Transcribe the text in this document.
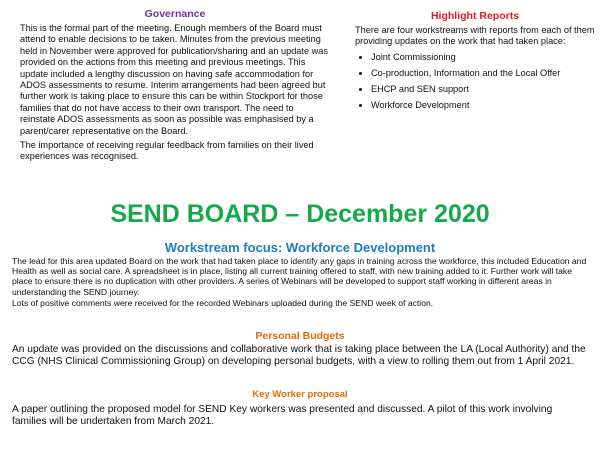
Governance

This is the formal part of the meeting. Enough members of the Board must attend to enable decisions to be taken. Minutes from the previous meeting held in November were approved for publication/sharing and an update was provided on the actions from this meeting and previous meetings. This update included a lengthy discussion on having safe accommodation for ADOS assessments to resume. Interim arrangements had been agreed but further work is taking place to ensure this can be within Stockport for those families that do not have access to their own transport. The need to reinstate ADOS assessments as soon as possible was emphasised by a parent/carer representative on the Board.

The importance of receiving regular feedback from families on their lived experiences was recognised.

Highlight Reports

There are four workstreams with reports from each of them providing updates on the work that had taken place:

• Joint Commissioning
• Co-production, Information and the Local Offer
• EHCP and SEN support
• Workforce Development
SEND BOARD – December 2020
Workstream focus: Workforce Development

The lead for this area updated Board on the work that had taken place to identify any gaps in training across the workforce, this included Education and Health as well as social care. A spreadsheet is in place, listing all current training offered to staff, with new training added to it. Further work will take place to ensure there is no duplication with other providers. A series of Webinars will be developed to support staff working in different areas in understanding the SEND journey.

Lots of positive comments were received for the recorded Webinars uploaded during the SEND week of action.

Personal Budgets

An update was provided on the discussions and collaborative work that is taking place between the LA (Local Authority) and the CCG (NHS Clinical Commissioning Group) on developing personal budgets, with a view to rolling them out from 1 April 2021.

Key Worker proposal

A paper outlining the proposed model for SEND Key workers was presented and discussed. A pilot of this work involving families will be undertaken from March 2021.
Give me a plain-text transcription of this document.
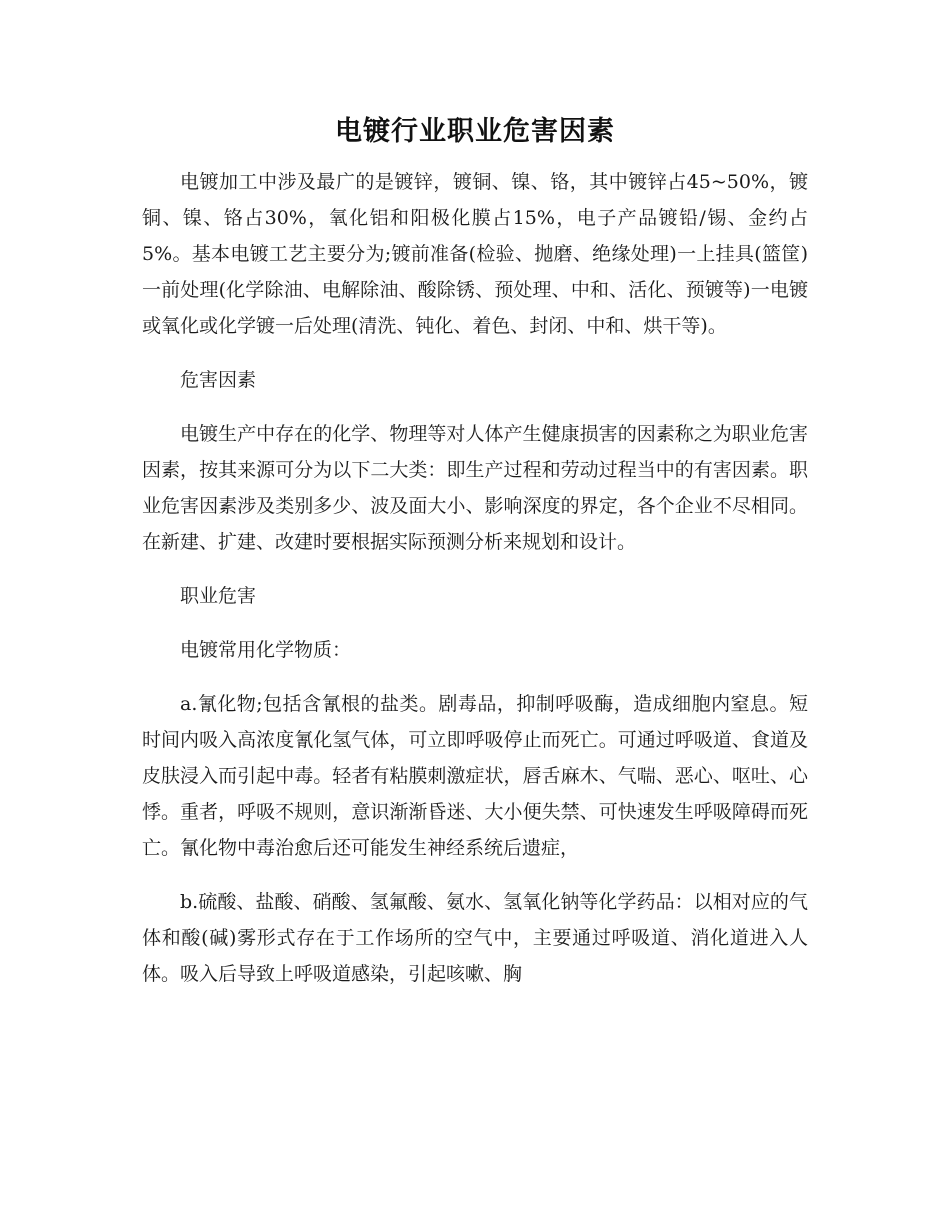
电镀行业职业危害因素

电镀加工中涉及最广的是镀锌，镀铜、镍、铬，其中镀锌占45~50%，镀铜、镍、铬占30%，氧化铝和阳极化膜占15%，电子产品镀铅/锡、金约占5%。基本电镀工艺主要分为;镀前准备(检验、抛磨、绝缘处理)一上挂具(篮筐)一前处理(化学除油、电解除油、酸除锈、预处理、中和、活化、预镀等)一电镀或氧化或化学镀一后处理(清洗、钝化、着色、封闭、中和、烘干等)。

危害因素

电镀生产中存在的化学、物理等对人体产生健康损害的因素称之为职业危害因素，按其来源可分为以下二大类：即生产过程和劳动过程当中的有害因素。职业危害因素涉及类别多少、波及面大小、影响深度的界定，各个企业不尽相同。在新建、扩建、改建时要根据实际预测分析来规划和设计。

职业危害

电镀常用化学物质：

a.氰化物;包括含氰根的盐类。剧毒品，抑制呼吸酶，造成细胞内窒息。短时间内吸入高浓度氰化氢气体，可立即呼吸停止而死亡。可通过呼吸道、食道及皮肤浸入而引起中毒。轻者有粘膜刺激症状，唇舌麻木、气喘、恶心、呕吐、心悸。重者，呼吸不规则，意识渐渐昏迷、大小便失禁、可快速发生呼吸障碍而死亡。氰化物中毒治愈后还可能发生神经系统后遗症，

b.硫酸、盐酸、硝酸、氢氟酸、氨水、氢氧化钠等化学药品：以相对应的气体和酸(碱)雾形式存在于工作场所的空气中，主要通过呼吸道、消化道进入人体。吸入后导致上呼吸道感染，引起咳嗽、胸
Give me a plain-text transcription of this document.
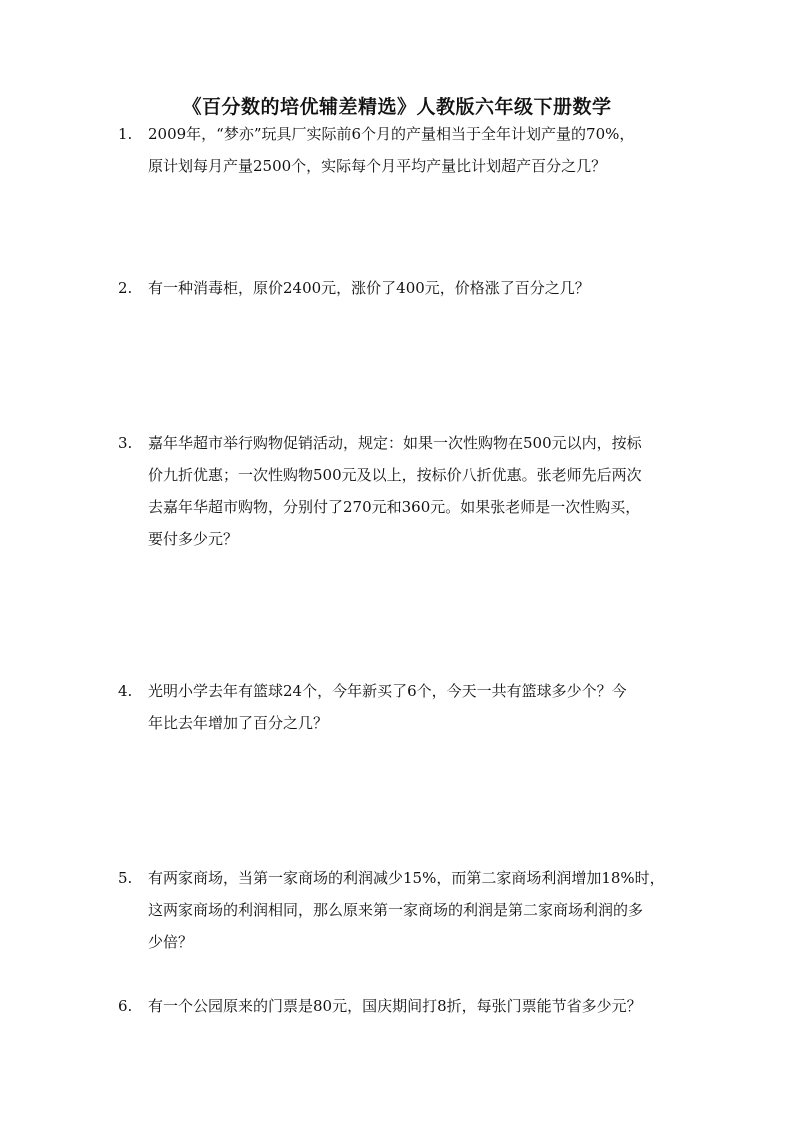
《百分数的培优辅差精选》人教版六年级下册数学
1.	2009年，“梦亦”玩具厂实际前6个月的产量相当于全年计划产量的70%，
原计划每月产量2500个，实际每个月平均产量比计划超产百分之几？
2.	有一种消毒柜，原价2400元，涨价了400元，价格涨了百分之几？
3.	嘉年华超市举行购物促销活动，规定：如果一次性购物在500元以内，按标
价九折优惠；一次性购物500元及以上，按标价八折优惠。张老师先后两次
去嘉年华超市购物，分别付了270元和360元。如果张老师是一次性购买，
要付多少元？
4.	光明小学去年有篮球24个，今年新买了6个，今天一共有篮球多少个？今
年比去年增加了百分之几？
5.	有两家商场，当第一家商场的利润减少15%，而第二家商场利润增加18%时，
这两家商场的利润相同，那么原来第一家商场的利润是第二家商场利润的多
少倍？
6.	有一个公园原来的门票是80元，国庆期间打8折，每张门票能节省多少元？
---------------
> [Problem statement]: Count every line in the entries above where the word "this" appears; respond with the number alone.

> [Result below]: 6